[Dataset items]
§ §
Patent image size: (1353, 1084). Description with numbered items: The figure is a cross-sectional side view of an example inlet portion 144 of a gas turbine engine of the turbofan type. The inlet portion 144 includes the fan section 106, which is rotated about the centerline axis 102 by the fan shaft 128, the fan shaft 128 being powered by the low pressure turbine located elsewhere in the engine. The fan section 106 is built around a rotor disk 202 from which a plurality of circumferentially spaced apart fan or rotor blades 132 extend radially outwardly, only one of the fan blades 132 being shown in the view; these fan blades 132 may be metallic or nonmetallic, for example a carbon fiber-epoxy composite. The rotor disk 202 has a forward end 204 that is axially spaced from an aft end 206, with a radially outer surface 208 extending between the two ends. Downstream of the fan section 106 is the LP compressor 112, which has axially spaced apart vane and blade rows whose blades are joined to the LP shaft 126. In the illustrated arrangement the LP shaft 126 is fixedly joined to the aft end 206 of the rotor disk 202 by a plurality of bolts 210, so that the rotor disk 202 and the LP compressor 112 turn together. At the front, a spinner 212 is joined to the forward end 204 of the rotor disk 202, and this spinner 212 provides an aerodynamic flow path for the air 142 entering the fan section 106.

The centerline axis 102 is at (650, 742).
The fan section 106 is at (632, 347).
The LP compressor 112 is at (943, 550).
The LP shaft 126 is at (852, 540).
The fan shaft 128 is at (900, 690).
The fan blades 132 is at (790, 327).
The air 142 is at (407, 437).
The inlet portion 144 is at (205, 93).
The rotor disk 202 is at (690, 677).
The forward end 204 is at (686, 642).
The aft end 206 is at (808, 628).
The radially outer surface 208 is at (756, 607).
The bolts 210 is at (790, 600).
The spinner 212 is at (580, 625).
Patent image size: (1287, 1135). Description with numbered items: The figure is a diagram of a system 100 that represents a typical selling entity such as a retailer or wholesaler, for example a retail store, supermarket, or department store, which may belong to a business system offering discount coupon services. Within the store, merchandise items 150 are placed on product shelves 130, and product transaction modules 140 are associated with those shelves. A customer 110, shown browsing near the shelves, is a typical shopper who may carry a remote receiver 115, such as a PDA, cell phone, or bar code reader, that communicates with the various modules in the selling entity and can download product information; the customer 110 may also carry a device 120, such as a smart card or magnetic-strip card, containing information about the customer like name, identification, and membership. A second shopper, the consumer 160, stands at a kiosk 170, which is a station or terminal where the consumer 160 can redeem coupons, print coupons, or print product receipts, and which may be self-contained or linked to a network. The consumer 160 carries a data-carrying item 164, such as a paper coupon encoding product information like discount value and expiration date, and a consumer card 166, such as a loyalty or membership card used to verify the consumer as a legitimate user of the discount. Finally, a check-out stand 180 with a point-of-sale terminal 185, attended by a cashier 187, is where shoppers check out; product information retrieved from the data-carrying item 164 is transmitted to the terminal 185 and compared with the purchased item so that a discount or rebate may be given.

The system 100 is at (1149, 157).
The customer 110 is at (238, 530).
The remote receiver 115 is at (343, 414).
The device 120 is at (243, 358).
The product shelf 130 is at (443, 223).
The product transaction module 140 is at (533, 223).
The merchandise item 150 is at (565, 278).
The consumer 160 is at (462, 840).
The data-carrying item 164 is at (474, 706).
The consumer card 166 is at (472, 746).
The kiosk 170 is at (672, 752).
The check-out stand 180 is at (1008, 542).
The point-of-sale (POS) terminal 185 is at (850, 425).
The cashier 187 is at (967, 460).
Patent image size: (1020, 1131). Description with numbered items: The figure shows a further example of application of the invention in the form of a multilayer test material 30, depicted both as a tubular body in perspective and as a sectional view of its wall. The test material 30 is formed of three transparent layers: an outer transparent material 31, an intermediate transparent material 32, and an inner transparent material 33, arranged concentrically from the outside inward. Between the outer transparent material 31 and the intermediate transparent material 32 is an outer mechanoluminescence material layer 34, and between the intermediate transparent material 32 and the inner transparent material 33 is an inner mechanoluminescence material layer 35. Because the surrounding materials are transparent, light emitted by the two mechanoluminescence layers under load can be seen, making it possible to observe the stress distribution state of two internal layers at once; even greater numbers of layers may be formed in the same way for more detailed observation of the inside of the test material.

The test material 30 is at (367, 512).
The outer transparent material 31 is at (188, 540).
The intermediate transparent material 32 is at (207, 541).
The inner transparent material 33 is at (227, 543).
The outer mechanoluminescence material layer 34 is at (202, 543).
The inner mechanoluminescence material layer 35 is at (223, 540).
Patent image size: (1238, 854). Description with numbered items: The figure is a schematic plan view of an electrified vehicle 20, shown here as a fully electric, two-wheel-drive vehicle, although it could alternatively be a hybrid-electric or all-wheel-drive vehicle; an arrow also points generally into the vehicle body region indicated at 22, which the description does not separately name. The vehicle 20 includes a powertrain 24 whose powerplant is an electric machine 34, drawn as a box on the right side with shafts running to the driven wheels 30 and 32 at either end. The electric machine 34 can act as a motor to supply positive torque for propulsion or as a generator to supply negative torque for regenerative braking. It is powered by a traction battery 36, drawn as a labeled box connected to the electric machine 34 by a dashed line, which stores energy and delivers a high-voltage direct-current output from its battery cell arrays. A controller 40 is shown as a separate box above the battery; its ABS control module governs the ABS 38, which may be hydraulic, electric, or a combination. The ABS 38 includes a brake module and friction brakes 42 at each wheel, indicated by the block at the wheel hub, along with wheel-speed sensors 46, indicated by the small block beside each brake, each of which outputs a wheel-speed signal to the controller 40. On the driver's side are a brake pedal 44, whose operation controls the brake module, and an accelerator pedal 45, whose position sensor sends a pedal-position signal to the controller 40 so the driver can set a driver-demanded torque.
§ §
(The request) Rewrite the lines above, changing each "Patent image size" to "Figure dimensions" and keeping all else as it is.

(Full solution)
Figure dimensions: (1353, 1084). Description with numbered items: The figure is a cross-sectional side view of an example inlet portion 144 of a gas turbine engine of the turbofan type. The inlet portion 144 includes the fan section 106, which is rotated about the centerline axis 102 by the fan shaft 128, the fan shaft 128 being powered by the low pressure turbine located elsewhere in the engine. The fan section 106 is built around a rotor disk 202 from which a plurality of circumferentially spaced apart fan or rotor blades 132 extend radially outwardly, only one of the fan blades 132 being shown in the view; these fan blades 132 may be metallic or nonmetallic, for example a carbon fiber-epoxy composite. The rotor disk 202 has a forward end 204 that is axially spaced from an aft end 206, with a radially outer surface 208 extending between the two ends. Downstream of the fan section 106 is the LP compressor 112, which has axially spaced apart vane and blade rows whose blades are joined to the LP shaft 126. In the illustrated arrangement the LP shaft 126 is fixedly joined to the aft end 206 of the rotor disk 202 by a plurality of bolts 210, so that the rotor disk 202 and the LP compressor 112 turn together. At the front, a spinner 212 is joined to the forward end 204 of the rotor disk 202, and this spinner 212 provides an aerodynamic flow path for the air 142 entering the fan section 106.

The centerline axis 102 is at (650, 742).
The fan section 106 is at (632, 347).
The LP compressor 112 is at (943, 550).
The LP shaft 126 is at (852, 540).
The fan shaft 128 is at (900, 690).
The fan blades 132 is at (790, 327).
The air 142 is at (407, 437).
The inlet portion 144 is at (205, 93).
The rotor disk 202 is at (690, 677).
The forward end 204 is at (686, 642).
The aft end 206 is at (808, 628).
The radially outer surface 208 is at (756, 607).
The bolts 210 is at (790, 600).
The spinner 212 is at (580, 625).
Figure dimensions: (1287, 1135). Description with numbered items: The figure is a diagram of a system 100 that represents a typical selling entity such as a retailer or wholesaler, for example a retail store, supermarket, or department store, which may belong to a business system offering discount coupon services. Within the store, merchandise items 150 are placed on product shelves 130, and product transaction modules 140 are associated with those shelves. A customer 110, shown browsing near the shelves, is a typical shopper who may carry a remote receiver 115, such as a PDA, cell phone, or bar code reader, that communicates with the various modules in the selling entity and can download product information; the customer 110 may also carry a device 120, such as a smart card or magnetic-strip card, containing information about the customer like name, identification, and membership. A second shopper, the consumer 160, stands at a kiosk 170, which is a station or terminal where the consumer 160 can redeem coupons, print coupons, or print product receipts, and which may be self-contained or linked to a network. The consumer 160 carries a data-carrying item 164, such as a paper coupon encoding product information like discount value and expiration date, and a consumer card 166, such as a loyalty or membership card used to verify the consumer as a legitimate user of the discount. Finally, a check-out stand 180 with a point-of-sale terminal 185, attended by a cashier 187, is where shoppers check out; product information retrieved from the data-carrying item 164 is transmitted to the terminal 185 and compared with the purchased item so that a discount or rebate may be given.

The system 100 is at (1149, 157).
The customer 110 is at (238, 530).
The remote receiver 115 is at (343, 414).
The device 120 is at (243, 358).
The product shelf 130 is at (443, 223).
The product transaction module 140 is at (533, 223).
The merchandise item 150 is at (565, 278).
The consumer 160 is at (462, 840).
The data-carrying item 164 is at (474, 706).
The consumer card 166 is at (472, 746).
The kiosk 170 is at (672, 752).
The check-out stand 180 is at (1008, 542).
The point-of-sale (POS) terminal 185 is at (850, 425).
The cashier 187 is at (967, 460).
Figure dimensions: (1020, 1131). Description with numbered items: The figure shows a further example of application of the invention in the form of a multilayer test material 30, depicted both as a tubular body in perspective and as a sectional view of its wall. The test material 30 is formed of three transparent layers: an outer transparent material 31, an intermediate transparent material 32, and an inner transparent material 33, arranged concentrically from the outside inward. Between the outer transparent material 31 and the intermediate transparent material 32 is an outer mechanoluminescence material layer 34, and between the intermediate transparent material 32 and the inner transparent material 33 is an inner mechanoluminescence material layer 35. Because the surrounding materials are transparent, light emitted by the two mechanoluminescence layers under load can be seen, making it possible to observe the stress distribution state of two internal layers at once; even greater numbers of layers may be formed in the same way for more detailed observation of the inside of the test material.

The test material 30 is at (367, 512).
The outer transparent material 31 is at (188, 540).
The intermediate transparent material 32 is at (207, 541).
The inner transparent material 33 is at (227, 543).
The outer mechanoluminescence material layer 34 is at (202, 543).
The inner mechanoluminescence material layer 35 is at (223, 540).
Figure dimensions: (1238, 854). Description with numbered items: The figure is a schematic plan view of an electrified vehicle 20, shown here as a fully electric, two-wheel-drive vehicle, although it could alternatively be a hybrid-electric or all-wheel-drive vehicle; an arrow also points generally into the vehicle body region indicated at 22, which the description does not separately name. The vehicle 20 includes a powertrain 24 whose powerplant is an electric machine 34, drawn as a box on the right side with shafts running to the driven wheels 30 and 32 at either end. The electric machine 34 can act as a motor to supply positive torque for propulsion or as a generator to supply negative torque for regenerative braking. It is powered by a traction battery 36, drawn as a labeled box connected to the electric machine 34 by a dashed line, which stores energy and delivers a high-voltage direct-current output from its battery cell arrays. A controller 40 is shown as a separate box above the battery; its ABS control module governs the ABS 38, which may be hydraulic, electric, or a combination. The ABS 38 includes a brake module and friction brakes 42 at each wheel, indicated by the block at the wheel hub, along with wheel-speed sensors 46, indicated by the small block beside each brake, each of which outputs a wheel-speed signal to the controller 40. On the driver's side are a brake pedal 44, whose operation controls the brake module, and an accelerator pedal 45, whose position sensor sends a pedal-position signal to the controller 40 so the driver can set a driver-demanded torque.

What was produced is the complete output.